### [SUPPLIED MATERIAL]
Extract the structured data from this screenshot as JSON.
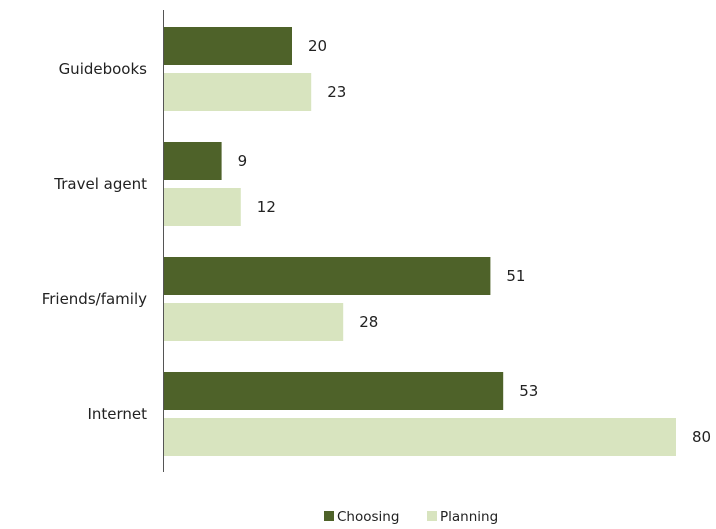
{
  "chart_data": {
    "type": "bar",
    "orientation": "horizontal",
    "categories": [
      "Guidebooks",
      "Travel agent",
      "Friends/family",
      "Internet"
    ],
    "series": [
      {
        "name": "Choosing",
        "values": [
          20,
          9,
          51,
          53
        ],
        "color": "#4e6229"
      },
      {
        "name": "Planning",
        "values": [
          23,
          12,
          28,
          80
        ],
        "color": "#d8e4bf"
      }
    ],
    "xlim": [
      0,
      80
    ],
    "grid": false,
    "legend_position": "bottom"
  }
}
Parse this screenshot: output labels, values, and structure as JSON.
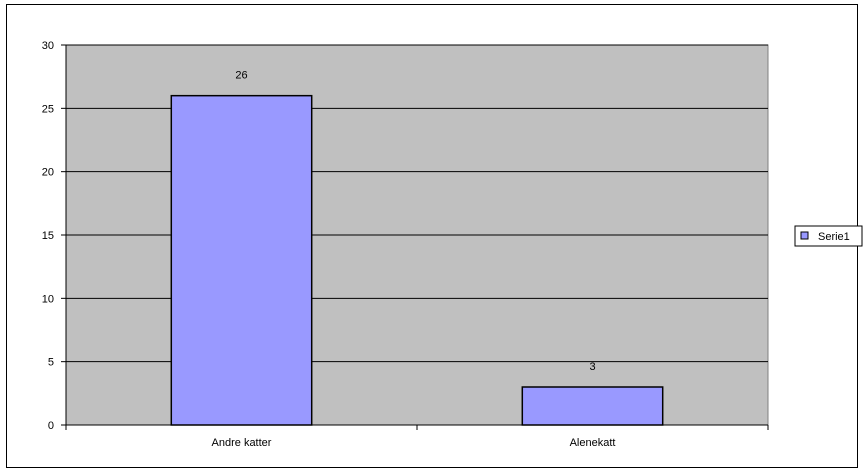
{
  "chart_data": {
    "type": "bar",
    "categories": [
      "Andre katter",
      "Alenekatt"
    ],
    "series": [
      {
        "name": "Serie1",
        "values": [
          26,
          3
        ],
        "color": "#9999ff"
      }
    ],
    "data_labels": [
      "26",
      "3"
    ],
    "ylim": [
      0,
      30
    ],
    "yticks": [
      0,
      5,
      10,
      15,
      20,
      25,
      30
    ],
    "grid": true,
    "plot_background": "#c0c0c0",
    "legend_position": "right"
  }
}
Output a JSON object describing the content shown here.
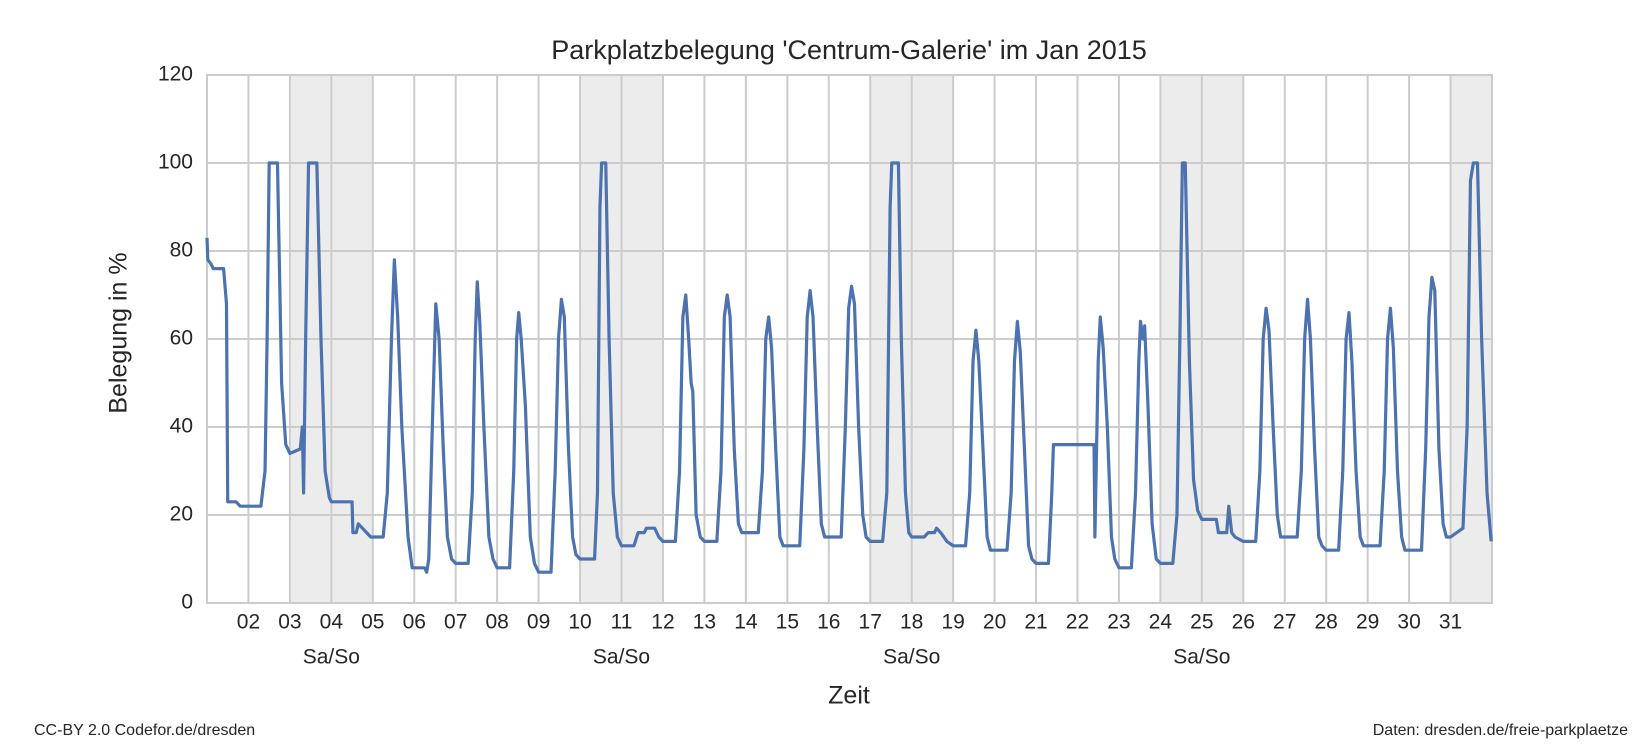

==

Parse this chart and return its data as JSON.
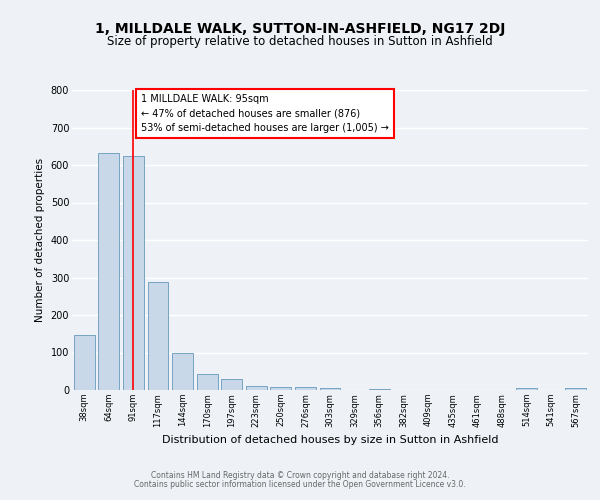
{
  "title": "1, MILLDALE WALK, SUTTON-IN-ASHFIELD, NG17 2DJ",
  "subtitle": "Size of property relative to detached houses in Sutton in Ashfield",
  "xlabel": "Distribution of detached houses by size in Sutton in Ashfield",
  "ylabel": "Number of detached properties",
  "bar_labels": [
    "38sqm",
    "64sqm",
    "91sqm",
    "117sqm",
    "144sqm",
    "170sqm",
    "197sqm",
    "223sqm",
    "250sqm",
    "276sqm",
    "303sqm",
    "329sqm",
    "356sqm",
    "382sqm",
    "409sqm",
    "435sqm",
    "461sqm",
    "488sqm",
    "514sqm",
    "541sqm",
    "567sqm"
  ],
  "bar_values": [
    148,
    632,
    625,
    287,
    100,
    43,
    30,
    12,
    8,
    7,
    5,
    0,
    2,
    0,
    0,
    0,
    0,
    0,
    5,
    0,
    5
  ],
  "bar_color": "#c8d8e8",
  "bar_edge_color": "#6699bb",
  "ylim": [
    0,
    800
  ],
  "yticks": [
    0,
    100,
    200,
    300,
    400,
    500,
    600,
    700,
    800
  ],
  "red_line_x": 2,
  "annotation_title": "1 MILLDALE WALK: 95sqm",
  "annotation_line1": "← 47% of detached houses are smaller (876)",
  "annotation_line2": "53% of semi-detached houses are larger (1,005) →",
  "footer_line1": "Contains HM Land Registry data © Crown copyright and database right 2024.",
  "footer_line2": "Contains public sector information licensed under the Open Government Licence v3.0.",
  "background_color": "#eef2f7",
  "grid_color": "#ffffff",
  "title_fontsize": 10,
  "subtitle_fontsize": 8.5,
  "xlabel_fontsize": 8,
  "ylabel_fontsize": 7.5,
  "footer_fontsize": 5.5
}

### [REQUIRED WORK]
Above are the records. Copy word for word only their lines from the one holding "Parse this screenshot: output" through the one holding "Output a JSON", both included, and skip the images.

### [PROBLEM SOLUTION]
Parse this screenshot: output labels, values, and structure as JSON.
{
  "chart_data": {
    "type": "bar",
    "categories": [
      "Andre katter",
      "Alenekatt"
    ],
    "series": [
      {
        "name": "Serie1",
        "values": [
          26,
          3
        ],
        "color": "#9999ff"
      }
    ],
    "data_labels": [
      "26",
      "3"
    ],
    "ylim": [
      0,
      30
    ],
    "yticks": [
      0,
      5,
      10,
      15,
      20,
      25,
      30
    ],
    "grid": true,
    "plot_background": "#c0c0c0",
    "legend_position": "right"
  }
}
Output a JSON object describing the content shown here.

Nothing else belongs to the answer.